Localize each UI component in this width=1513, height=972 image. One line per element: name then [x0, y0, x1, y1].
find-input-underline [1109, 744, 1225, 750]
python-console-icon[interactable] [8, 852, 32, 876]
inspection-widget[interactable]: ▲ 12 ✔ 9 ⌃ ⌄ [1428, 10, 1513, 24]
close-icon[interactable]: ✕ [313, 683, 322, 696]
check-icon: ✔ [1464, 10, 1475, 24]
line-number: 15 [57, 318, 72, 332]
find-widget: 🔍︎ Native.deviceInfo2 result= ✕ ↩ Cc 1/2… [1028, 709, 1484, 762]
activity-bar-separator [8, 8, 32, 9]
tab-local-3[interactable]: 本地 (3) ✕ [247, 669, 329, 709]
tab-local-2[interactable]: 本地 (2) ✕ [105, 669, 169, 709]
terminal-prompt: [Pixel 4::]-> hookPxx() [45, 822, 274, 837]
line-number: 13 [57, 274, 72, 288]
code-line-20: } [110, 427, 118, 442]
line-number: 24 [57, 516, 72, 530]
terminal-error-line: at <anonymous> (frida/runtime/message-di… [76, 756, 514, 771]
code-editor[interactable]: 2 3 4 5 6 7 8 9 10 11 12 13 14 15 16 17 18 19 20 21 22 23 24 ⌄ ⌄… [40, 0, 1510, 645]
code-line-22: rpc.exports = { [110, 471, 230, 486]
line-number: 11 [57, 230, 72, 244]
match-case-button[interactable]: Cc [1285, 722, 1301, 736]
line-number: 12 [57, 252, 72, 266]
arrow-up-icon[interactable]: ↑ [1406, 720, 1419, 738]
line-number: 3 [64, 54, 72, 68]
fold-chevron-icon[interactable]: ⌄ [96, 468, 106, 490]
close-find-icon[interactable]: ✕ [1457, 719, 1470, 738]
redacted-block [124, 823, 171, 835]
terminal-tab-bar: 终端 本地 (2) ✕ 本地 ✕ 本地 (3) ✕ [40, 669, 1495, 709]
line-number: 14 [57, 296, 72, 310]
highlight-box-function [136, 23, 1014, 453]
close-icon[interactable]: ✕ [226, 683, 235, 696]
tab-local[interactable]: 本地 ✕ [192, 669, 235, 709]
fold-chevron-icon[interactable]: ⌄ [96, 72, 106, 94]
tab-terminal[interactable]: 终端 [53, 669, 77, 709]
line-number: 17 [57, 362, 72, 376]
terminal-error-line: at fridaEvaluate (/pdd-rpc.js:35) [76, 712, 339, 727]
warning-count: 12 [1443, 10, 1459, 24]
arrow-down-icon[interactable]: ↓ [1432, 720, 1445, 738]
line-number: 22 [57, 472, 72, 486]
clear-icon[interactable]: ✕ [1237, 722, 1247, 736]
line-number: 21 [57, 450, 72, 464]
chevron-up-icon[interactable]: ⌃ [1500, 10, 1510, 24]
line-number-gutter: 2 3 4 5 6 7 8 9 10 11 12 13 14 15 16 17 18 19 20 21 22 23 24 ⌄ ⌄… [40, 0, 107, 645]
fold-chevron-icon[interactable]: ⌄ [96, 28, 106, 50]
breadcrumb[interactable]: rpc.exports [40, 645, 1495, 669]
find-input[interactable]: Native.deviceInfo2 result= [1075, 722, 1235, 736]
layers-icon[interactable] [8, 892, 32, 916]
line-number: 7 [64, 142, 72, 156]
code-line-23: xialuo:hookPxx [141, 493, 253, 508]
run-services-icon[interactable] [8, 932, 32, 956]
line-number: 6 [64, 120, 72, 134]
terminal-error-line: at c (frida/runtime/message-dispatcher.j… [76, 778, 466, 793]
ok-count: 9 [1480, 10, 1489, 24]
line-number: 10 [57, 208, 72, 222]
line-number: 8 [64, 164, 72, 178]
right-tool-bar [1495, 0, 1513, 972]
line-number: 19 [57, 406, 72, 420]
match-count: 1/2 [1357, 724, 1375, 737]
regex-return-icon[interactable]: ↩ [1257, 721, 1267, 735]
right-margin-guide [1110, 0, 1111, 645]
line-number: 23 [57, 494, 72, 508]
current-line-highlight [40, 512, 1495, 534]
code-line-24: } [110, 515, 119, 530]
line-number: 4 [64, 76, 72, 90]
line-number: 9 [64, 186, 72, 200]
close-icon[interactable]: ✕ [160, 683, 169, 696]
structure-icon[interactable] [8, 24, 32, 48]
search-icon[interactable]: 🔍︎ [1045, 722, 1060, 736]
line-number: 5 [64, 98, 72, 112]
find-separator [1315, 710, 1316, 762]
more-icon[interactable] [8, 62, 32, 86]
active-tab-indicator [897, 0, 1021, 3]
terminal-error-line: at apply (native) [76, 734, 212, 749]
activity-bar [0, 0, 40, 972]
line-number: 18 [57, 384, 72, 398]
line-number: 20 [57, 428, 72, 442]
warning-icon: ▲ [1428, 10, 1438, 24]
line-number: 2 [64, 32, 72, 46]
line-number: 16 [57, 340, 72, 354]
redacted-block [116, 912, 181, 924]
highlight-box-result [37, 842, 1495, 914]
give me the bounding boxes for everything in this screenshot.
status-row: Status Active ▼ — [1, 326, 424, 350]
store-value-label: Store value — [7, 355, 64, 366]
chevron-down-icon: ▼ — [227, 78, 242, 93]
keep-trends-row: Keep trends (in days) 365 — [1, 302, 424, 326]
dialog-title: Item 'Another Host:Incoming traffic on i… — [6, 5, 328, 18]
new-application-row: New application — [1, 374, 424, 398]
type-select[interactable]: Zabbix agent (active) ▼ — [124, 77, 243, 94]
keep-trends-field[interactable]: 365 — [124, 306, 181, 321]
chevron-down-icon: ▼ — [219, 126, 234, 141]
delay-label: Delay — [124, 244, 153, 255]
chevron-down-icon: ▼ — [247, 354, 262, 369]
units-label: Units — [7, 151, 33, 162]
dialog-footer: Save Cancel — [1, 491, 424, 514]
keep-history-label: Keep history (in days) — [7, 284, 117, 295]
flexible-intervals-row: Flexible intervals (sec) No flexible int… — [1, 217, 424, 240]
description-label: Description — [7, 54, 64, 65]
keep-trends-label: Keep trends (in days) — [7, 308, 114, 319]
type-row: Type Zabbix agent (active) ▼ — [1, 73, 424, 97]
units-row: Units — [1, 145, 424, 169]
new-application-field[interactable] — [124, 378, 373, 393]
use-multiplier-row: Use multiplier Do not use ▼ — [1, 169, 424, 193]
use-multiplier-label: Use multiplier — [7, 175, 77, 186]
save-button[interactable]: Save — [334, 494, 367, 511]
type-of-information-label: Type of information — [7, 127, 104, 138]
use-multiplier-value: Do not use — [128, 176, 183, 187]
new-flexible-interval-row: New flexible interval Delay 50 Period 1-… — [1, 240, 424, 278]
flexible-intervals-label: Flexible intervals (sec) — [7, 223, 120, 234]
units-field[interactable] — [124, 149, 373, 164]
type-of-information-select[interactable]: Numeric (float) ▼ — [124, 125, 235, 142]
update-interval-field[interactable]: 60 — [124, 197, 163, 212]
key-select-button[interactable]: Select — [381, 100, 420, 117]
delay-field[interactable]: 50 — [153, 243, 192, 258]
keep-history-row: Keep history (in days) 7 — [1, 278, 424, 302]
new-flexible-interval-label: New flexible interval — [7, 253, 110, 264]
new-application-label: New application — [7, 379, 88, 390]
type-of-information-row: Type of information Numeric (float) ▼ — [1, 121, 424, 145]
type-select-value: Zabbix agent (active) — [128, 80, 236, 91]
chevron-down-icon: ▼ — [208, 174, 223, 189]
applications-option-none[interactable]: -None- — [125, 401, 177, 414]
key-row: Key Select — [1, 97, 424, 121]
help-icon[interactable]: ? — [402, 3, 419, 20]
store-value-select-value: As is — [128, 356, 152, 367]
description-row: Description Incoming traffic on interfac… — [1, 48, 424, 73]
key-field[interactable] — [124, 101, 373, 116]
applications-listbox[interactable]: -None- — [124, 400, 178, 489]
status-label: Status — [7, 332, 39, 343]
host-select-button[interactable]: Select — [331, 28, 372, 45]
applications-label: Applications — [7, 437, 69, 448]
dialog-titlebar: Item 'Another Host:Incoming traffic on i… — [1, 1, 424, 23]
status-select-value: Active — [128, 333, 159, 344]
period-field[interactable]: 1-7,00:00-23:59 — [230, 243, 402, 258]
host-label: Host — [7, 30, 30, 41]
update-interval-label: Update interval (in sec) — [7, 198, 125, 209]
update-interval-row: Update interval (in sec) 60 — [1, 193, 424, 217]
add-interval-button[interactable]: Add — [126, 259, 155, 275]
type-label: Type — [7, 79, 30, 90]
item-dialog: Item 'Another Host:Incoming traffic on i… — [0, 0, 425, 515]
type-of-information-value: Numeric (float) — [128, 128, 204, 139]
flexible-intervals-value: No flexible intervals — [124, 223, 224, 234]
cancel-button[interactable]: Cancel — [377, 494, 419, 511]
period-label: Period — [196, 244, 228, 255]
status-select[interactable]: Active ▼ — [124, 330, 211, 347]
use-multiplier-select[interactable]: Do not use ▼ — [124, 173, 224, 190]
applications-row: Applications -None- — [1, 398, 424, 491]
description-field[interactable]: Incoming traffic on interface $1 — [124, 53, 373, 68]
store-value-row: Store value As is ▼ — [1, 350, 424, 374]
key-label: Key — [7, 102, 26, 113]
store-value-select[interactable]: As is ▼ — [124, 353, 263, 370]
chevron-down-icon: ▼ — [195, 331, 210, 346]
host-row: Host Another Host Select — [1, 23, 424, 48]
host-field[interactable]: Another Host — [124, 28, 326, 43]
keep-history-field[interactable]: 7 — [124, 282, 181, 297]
# # # # # # #
What needs to be done – Can you reproduce the material above word for word, from its very first line through the line that contains "427, 118, 442]", including both of those lines?

Response –
Localize each UI component in this width=1513, height=972 image. One line per element: name then [x0, y0, x1, y1].
find-input-underline [1109, 744, 1225, 750]
python-console-icon[interactable] [8, 852, 32, 876]
inspection-widget[interactable]: ▲ 12 ✔ 9 ⌃ ⌄ [1428, 10, 1513, 24]
close-icon[interactable]: ✕ [313, 683, 322, 696]
check-icon: ✔ [1464, 10, 1475, 24]
line-number: 15 [57, 318, 72, 332]
find-widget: 🔍︎ Native.deviceInfo2 result= ✕ ↩ Cc 1/2… [1028, 709, 1484, 762]
activity-bar-separator [8, 8, 32, 9]
tab-local-3[interactable]: 本地 (3) ✕ [247, 669, 329, 709]
tab-local-2[interactable]: 本地 (2) ✕ [105, 669, 169, 709]
terminal-prompt: [Pixel 4::]-> hookPxx() [45, 822, 274, 837]
line-number: 13 [57, 274, 72, 288]
code-line-20: } [110, 427, 118, 442]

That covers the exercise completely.